-- BEGIN Given records --
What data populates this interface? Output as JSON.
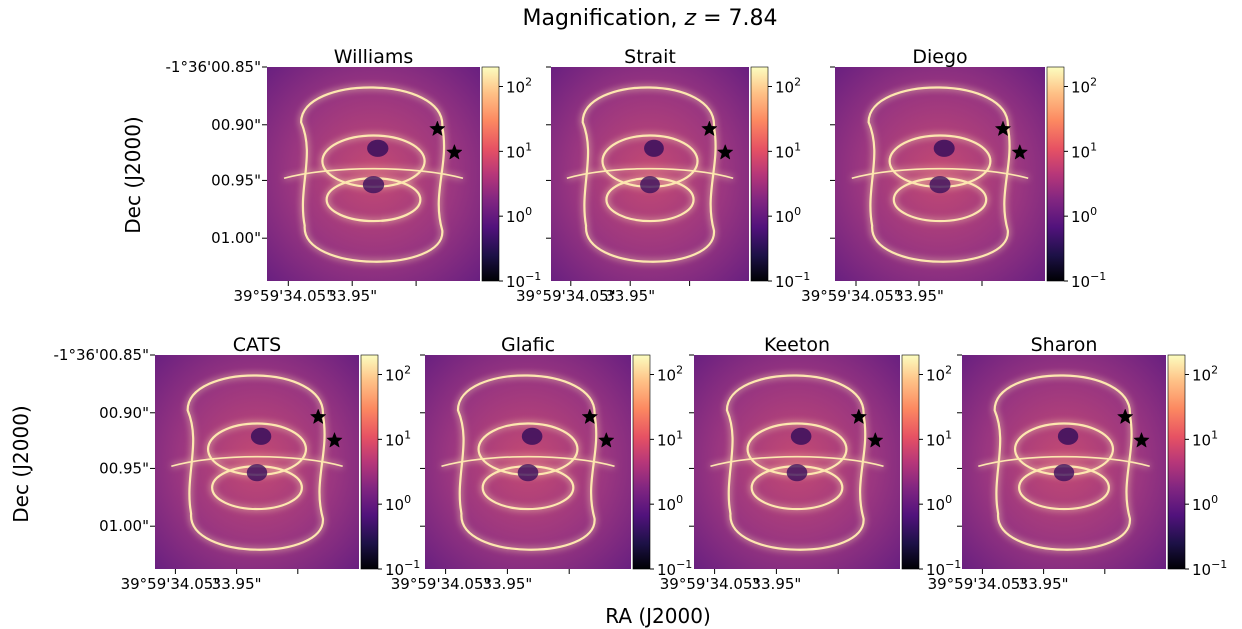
{
  "figure": {
    "title_prefix": "Magnification, ",
    "title_var": "z",
    "title_suffix": " = 7.84",
    "xlabel": "RA (J2000)",
    "ylabel": "Dec (J2000)"
  },
  "chart_data": {
    "type": "heatmap",
    "colormap": "magma",
    "color_scale": "log",
    "colorbar_range": [
      0.1,
      200
    ],
    "colorbar_ticks": [
      {
        "base": "10",
        "exp": "2"
      },
      {
        "base": "10",
        "exp": "1"
      },
      {
        "base": "10",
        "exp": "0"
      },
      {
        "base": "10",
        "exp": "−1"
      }
    ],
    "x_tick_labels": [
      "39°59'34.05\"",
      "33.95\""
    ],
    "y_tick_labels": [
      "-1°36'00.85\"",
      "00.90\"",
      "00.95\"",
      "01.00\""
    ],
    "star_markers": 2,
    "panels": [
      {
        "name": "Williams"
      },
      {
        "name": "Strait"
      },
      {
        "name": "Diego"
      },
      {
        "name": "CATS"
      },
      {
        "name": "Glafic"
      },
      {
        "name": "Keeton"
      },
      {
        "name": "Sharon"
      }
    ]
  }
}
-- END Given records --
Return the material word for word. Pictures are not part of the copy.

→ **Solution for this problem**
What data populates this interface? Output as JSON.
{
  "figure": {
    "title_prefix": "Magnification, ",
    "title_var": "z",
    "title_suffix": " = 7.84",
    "xlabel": "RA (J2000)",
    "ylabel": "Dec (J2000)"
  },
  "chart_data": {
    "type": "heatmap",
    "colormap": "magma",
    "color_scale": "log",
    "colorbar_range": [
      0.1,
      200
    ],
    "colorbar_ticks": [
      {
        "base": "10",
        "exp": "2"
      },
      {
        "base": "10",
        "exp": "1"
      },
      {
        "base": "10",
        "exp": "0"
      },
      {
        "base": "10",
        "exp": "−1"
      }
    ],
    "x_tick_labels": [
      "39°59'34.05\"",
      "33.95\""
    ],
    "y_tick_labels": [
      "-1°36'00.85\"",
      "00.90\"",
      "00.95\"",
      "01.00\""
    ],
    "star_markers": 2,
    "panels": [
      {
        "name": "Williams"
      },
      {
        "name": "Strait"
      },
      {
        "name": "Diego"
      },
      {
        "name": "CATS"
      },
      {
        "name": "Glafic"
      },
      {
        "name": "Keeton"
      },
      {
        "name": "Sharon"
      }
    ]
  }
}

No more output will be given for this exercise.